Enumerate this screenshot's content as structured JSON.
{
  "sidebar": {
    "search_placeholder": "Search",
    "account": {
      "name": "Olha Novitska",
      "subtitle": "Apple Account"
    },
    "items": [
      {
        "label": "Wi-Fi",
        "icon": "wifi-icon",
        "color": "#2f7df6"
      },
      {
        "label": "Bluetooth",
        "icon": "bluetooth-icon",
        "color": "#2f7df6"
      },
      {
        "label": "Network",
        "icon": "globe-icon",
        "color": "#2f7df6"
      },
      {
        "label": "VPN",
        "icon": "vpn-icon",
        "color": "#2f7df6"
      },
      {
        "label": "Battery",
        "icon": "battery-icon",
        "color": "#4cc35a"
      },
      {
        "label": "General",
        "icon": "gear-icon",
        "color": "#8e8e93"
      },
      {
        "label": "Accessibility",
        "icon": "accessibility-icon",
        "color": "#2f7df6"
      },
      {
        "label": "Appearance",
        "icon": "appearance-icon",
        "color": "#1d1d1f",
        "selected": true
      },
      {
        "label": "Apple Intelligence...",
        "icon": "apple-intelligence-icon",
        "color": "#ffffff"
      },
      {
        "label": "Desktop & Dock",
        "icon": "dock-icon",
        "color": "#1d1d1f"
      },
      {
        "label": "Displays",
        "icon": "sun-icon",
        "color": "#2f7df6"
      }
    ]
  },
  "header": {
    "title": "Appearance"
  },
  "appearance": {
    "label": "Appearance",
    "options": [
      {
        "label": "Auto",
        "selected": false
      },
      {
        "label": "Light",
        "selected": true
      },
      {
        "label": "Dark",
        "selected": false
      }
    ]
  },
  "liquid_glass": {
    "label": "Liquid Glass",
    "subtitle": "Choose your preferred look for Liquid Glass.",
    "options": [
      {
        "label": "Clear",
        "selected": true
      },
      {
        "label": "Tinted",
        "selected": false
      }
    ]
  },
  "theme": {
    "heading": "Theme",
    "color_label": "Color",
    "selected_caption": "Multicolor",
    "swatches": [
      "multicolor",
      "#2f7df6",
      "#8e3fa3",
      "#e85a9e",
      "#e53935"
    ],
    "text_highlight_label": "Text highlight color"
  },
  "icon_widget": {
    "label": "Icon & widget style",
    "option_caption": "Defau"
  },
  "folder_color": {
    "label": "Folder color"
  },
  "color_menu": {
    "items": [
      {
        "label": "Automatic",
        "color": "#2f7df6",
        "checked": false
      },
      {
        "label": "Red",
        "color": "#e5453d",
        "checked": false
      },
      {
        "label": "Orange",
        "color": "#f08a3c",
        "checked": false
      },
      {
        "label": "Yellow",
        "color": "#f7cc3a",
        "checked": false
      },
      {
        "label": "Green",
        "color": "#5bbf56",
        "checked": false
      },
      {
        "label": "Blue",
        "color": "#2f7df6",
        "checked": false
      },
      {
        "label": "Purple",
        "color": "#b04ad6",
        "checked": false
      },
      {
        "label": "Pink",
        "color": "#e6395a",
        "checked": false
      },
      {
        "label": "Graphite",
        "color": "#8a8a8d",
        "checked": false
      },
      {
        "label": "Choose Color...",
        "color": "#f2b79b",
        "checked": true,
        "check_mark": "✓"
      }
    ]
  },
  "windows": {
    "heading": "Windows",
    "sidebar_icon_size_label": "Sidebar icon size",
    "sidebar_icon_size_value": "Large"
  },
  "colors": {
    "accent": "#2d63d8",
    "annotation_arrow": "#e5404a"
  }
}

**The problem**
Repeat each record exactly, leaving nothing out.

**Output below**
Enumerate this screenshot's content as structured JSON.
{
  "sidebar": {
    "search_placeholder": "Search",
    "account": {
      "name": "Olha Novitska",
      "subtitle": "Apple Account"
    },
    "items": [
      {
        "label": "Wi-Fi",
        "icon": "wifi-icon",
        "color": "#2f7df6"
      },
      {
        "label": "Bluetooth",
        "icon": "bluetooth-icon",
        "color": "#2f7df6"
      },
      {
        "label": "Network",
        "icon": "globe-icon",
        "color": "#2f7df6"
      },
      {
        "label": "VPN",
        "icon": "vpn-icon",
        "color": "#2f7df6"
      },
      {
        "label": "Battery",
        "icon": "battery-icon",
        "color": "#4cc35a"
      },
      {
        "label": "General",
        "icon": "gear-icon",
        "color": "#8e8e93"
      },
      {
        "label": "Accessibility",
        "icon": "accessibility-icon",
        "color": "#2f7df6"
      },
      {
        "label": "Appearance",
        "icon": "appearance-icon",
        "color": "#1d1d1f",
        "selected": true
      },
      {
        "label": "Apple Intelligence...",
        "icon": "apple-intelligence-icon",
        "color": "#ffffff"
      },
      {
        "label": "Desktop & Dock",
        "icon": "dock-icon",
        "color": "#1d1d1f"
      },
      {
        "label": "Displays",
        "icon": "sun-icon",
        "color": "#2f7df6"
      }
    ]
  },
  "header": {
    "title": "Appearance"
  },
  "appearance": {
    "label": "Appearance",
    "options": [
      {
        "label": "Auto",
        "selected": false
      },
      {
        "label": "Light",
        "selected": true
      },
      {
        "label": "Dark",
        "selected": false
      }
    ]
  },
  "liquid_glass": {
    "label": "Liquid Glass",
    "subtitle": "Choose your preferred look for Liquid Glass.",
    "options": [
      {
        "label": "Clear",
        "selected": true
      },
      {
        "label": "Tinted",
        "selected": false
      }
    ]
  },
  "theme": {
    "heading": "Theme",
    "color_label": "Color",
    "selected_caption": "Multicolor",
    "swatches": [
      "multicolor",
      "#2f7df6",
      "#8e3fa3",
      "#e85a9e",
      "#e53935"
    ],
    "text_highlight_label": "Text highlight color"
  },
  "icon_widget": {
    "label": "Icon & widget style",
    "option_caption": "Defau"
  },
  "folder_color": {
    "label": "Folder color"
  },
  "color_menu": {
    "items": [
      {
        "label": "Automatic",
        "color": "#2f7df6",
        "checked": false
      },
      {
        "label": "Red",
        "color": "#e5453d",
        "checked": false
      },
      {
        "label": "Orange",
        "color": "#f08a3c",
        "checked": false
      },
      {
        "label": "Yellow",
        "color": "#f7cc3a",
        "checked": false
      },
      {
        "label": "Green",
        "color": "#5bbf56",
        "checked": false
      },
      {
        "label": "Blue",
        "color": "#2f7df6",
        "checked": false
      },
      {
        "label": "Purple",
        "color": "#b04ad6",
        "checked": false
      },
      {
        "label": "Pink",
        "color": "#e6395a",
        "checked": false
      },
      {
        "label": "Graphite",
        "color": "#8a8a8d",
        "checked": false
      },
      {
        "label": "Choose Color...",
        "color": "#f2b79b",
        "checked": true,
        "check_mark": "✓"
      }
    ]
  },
  "windows": {
    "heading": "Windows",
    "sidebar_icon_size_label": "Sidebar icon size",
    "sidebar_icon_size_value": "Large"
  },
  "colors": {
    "accent": "#2d63d8",
    "annotation_arrow": "#e5404a"
  }
}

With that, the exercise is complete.